▸ **Input material**
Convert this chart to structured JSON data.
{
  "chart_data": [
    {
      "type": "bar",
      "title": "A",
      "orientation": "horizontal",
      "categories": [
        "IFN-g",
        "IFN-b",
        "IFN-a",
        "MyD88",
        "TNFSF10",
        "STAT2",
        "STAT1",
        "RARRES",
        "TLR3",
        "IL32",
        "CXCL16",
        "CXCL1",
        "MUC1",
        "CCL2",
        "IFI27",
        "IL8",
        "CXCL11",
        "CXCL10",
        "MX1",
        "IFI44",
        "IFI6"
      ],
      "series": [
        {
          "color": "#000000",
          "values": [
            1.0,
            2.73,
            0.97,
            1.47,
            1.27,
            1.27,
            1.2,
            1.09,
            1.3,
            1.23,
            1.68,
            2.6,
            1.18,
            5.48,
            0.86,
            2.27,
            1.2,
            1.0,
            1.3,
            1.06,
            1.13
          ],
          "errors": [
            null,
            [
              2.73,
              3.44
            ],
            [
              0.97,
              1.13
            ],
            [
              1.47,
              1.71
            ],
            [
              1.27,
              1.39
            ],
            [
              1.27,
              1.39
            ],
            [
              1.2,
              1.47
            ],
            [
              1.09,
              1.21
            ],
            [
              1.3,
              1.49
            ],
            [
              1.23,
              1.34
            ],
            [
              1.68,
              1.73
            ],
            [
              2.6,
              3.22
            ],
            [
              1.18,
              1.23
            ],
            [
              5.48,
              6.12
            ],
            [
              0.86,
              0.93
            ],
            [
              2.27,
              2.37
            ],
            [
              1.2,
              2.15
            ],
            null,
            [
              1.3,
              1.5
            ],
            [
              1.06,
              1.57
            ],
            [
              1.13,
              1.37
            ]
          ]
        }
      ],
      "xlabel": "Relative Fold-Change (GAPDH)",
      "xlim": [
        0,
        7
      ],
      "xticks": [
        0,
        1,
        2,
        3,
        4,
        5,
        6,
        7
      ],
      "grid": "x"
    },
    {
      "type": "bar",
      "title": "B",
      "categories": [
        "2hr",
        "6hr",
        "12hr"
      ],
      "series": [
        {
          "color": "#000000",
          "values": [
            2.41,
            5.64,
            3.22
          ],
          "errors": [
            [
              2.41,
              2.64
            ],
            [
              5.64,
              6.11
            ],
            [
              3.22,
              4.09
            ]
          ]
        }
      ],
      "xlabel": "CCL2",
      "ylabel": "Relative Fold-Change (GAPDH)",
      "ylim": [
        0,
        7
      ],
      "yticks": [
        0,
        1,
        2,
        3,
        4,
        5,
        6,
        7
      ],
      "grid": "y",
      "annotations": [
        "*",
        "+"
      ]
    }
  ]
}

▸ **Problem description**
Copy every record exactly, with nothing added or dropped.

▸ **The output**
Convert this chart to structured JSON data.
{
  "chart_data": [
    {
      "type": "bar",
      "title": "A",
      "orientation": "horizontal",
      "categories": [
        "IFN-g",
        "IFN-b",
        "IFN-a",
        "MyD88",
        "TNFSF10",
        "STAT2",
        "STAT1",
        "RARRES",
        "TLR3",
        "IL32",
        "CXCL16",
        "CXCL1",
        "MUC1",
        "CCL2",
        "IFI27",
        "IL8",
        "CXCL11",
        "CXCL10",
        "MX1",
        "IFI44",
        "IFI6"
      ],
      "series": [
        {
          "color": "#000000",
          "values": [
            1.0,
            2.73,
            0.97,
            1.47,
            1.27,
            1.27,
            1.2,
            1.09,
            1.3,
            1.23,
            1.68,
            2.6,
            1.18,
            5.48,
            0.86,
            2.27,
            1.2,
            1.0,
            1.3,
            1.06,
            1.13
          ],
          "errors": [
            null,
            [
              2.73,
              3.44
            ],
            [
              0.97,
              1.13
            ],
            [
              1.47,
              1.71
            ],
            [
              1.27,
              1.39
            ],
            [
              1.27,
              1.39
            ],
            [
              1.2,
              1.47
            ],
            [
              1.09,
              1.21
            ],
            [
              1.3,
              1.49
            ],
            [
              1.23,
              1.34
            ],
            [
              1.68,
              1.73
            ],
            [
              2.6,
              3.22
            ],
            [
              1.18,
              1.23
            ],
            [
              5.48,
              6.12
            ],
            [
              0.86,
              0.93
            ],
            [
              2.27,
              2.37
            ],
            [
              1.2,
              2.15
            ],
            null,
            [
              1.3,
              1.5
            ],
            [
              1.06,
              1.57
            ],
            [
              1.13,
              1.37
            ]
          ]
        }
      ],
      "xlabel": "Relative Fold-Change (GAPDH)",
      "xlim": [
        0,
        7
      ],
      "xticks": [
        0,
        1,
        2,
        3,
        4,
        5,
        6,
        7
      ],
      "grid": "x"
    },
    {
      "type": "bar",
      "title": "B",
      "categories": [
        "2hr",
        "6hr",
        "12hr"
      ],
      "series": [
        {
          "color": "#000000",
          "values": [
            2.41,
            5.64,
            3.22
          ],
          "errors": [
            [
              2.41,
              2.64
            ],
            [
              5.64,
              6.11
            ],
            [
              3.22,
              4.09
            ]
          ]
        }
      ],
      "xlabel": "CCL2",
      "ylabel": "Relative Fold-Change (GAPDH)",
      "ylim": [
        0,
        7
      ],
      "yticks": [
        0,
        1,
        2,
        3,
        4,
        5,
        6,
        7
      ],
      "grid": "y",
      "annotations": [
        "*",
        "+"
      ]
    }
  ]
}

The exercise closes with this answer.